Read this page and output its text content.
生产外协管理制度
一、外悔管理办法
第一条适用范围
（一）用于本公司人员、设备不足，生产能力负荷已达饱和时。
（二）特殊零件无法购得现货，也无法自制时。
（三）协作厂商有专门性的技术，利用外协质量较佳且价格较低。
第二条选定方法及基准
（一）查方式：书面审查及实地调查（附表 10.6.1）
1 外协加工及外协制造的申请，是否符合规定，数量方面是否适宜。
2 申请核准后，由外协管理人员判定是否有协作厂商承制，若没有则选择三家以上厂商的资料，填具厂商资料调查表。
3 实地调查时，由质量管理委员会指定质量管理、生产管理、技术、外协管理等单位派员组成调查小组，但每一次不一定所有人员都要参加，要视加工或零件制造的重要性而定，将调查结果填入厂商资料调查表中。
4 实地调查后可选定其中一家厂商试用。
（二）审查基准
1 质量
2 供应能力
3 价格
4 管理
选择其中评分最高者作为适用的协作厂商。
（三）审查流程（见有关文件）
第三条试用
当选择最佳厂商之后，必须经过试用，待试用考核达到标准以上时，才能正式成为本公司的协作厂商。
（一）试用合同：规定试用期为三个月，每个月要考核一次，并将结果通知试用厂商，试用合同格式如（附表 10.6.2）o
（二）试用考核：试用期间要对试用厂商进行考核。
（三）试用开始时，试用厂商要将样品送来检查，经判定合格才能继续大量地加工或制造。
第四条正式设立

┄┄┄┄┄┄┄┄┄┄┄┄┄┄┄┄┄┄┄┄

REQUIREMENTS →
Write down every line of the data exactly as it appears above.

ANSWER TO THE PROBLEM →
Read this page and output its text content.
生产外协管理制度
一、外悔管理办法
第一条适用范围
（一）用于本公司人员、设备不足，生产能力负荷已达饱和时。
（二）特殊零件无法购得现货，也无法自制时。
（三）协作厂商有专门性的技术，利用外协质量较佳且价格较低。
第二条选定方法及基准
（一）查方式：书面审查及实地调查（附表 10.6.1）
1 外协加工及外协制造的申请，是否符合规定，数量方面是否适宜。
2 申请核准后，由外协管理人员判定是否有协作厂商承制，若没有则选择三家以上厂商的资料，填具厂商资料调查表。
3 实地调查时，由质量管理委员会指定质量管理、生产管理、技术、外协管理等单位派员组成调查小组，但每一次不一定所有人员都要参加，要视加工或零件制造的重要性而定，将调查结果填入厂商资料调查表中。
4 实地调查后可选定其中一家厂商试用。
（二）审查基准
1 质量
2 供应能力
3 价格
4 管理
选择其中评分最高者作为适用的协作厂商。
（三）审查流程（见有关文件）
第三条试用
当选择最佳厂商之后，必须经过试用，待试用考核达到标准以上时，才能正式成为本公司的协作厂商。
（一）试用合同：规定试用期为三个月，每个月要考核一次，并将结果通知试用厂商，试用合同格式如（附表 10.6.2）o
（二）试用考核：试用期间要对试用厂商进行考核。
（三）试用开始时，试用厂商要将样品送来检查，经判定合格才能继续大量地加工或制造。
第四条正式设立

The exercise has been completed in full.